# Goal of the exercise:
Return the material below in full and exactly.

# Supplied material:
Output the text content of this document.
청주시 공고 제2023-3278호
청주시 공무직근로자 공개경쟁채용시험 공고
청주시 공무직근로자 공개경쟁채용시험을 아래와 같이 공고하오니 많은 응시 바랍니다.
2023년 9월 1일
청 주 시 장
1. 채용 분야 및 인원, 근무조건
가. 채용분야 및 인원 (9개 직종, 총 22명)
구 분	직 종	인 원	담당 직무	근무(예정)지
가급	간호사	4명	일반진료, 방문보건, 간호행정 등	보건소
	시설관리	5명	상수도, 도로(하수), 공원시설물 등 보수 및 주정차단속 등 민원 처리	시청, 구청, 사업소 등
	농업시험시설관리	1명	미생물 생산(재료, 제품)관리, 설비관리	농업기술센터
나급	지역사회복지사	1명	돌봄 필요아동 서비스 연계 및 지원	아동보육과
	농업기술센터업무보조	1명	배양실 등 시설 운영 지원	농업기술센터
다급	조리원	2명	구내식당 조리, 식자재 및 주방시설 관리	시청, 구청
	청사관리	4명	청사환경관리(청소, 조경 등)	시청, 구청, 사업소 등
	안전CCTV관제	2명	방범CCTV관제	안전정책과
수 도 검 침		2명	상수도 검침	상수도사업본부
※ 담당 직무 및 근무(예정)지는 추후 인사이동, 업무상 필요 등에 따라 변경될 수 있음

# Written reply:
Output the text content of this document.
청주시 공고 제2023-3278호
청주시 공무직근로자 공개경쟁채용시험 공고
청주시 공무직근로자 공개경쟁채용시험을 아래와 같이 공고하오니 많은 응시 바랍니다.
2023년 9월 1일
청 주 시 장
1. 채용 분야 및 인원, 근무조건
가. 채용분야 및 인원 (9개 직종, 총 22명)
구 분	직 종	인 원	담당 직무	근무(예정)지
가급	간호사	4명	일반진료, 방문보건, 간호행정 등	보건소
	시설관리	5명	상수도, 도로(하수), 공원시설물 등 보수 및 주정차단속 등 민원 처리	시청, 구청, 사업소 등
	농업시험시설관리	1명	미생물 생산(재료, 제품)관리, 설비관리	농업기술센터
나급	지역사회복지사	1명	돌봄 필요아동 서비스 연계 및 지원	아동보육과
	농업기술센터업무보조	1명	배양실 등 시설 운영 지원	농업기술센터
다급	조리원	2명	구내식당 조리, 식자재 및 주방시설 관리	시청, 구청
	청사관리	4명	청사환경관리(청소, 조경 등)	시청, 구청, 사업소 등
	안전CCTV관제	2명	방범CCTV관제	안전정책과
수 도 검 침		2명	상수도 검침	상수도사업본부
※ 담당 직무 및 근무(예정)지는 추후 인사이동, 업무상 필요 등에 따라 변경될 수 있음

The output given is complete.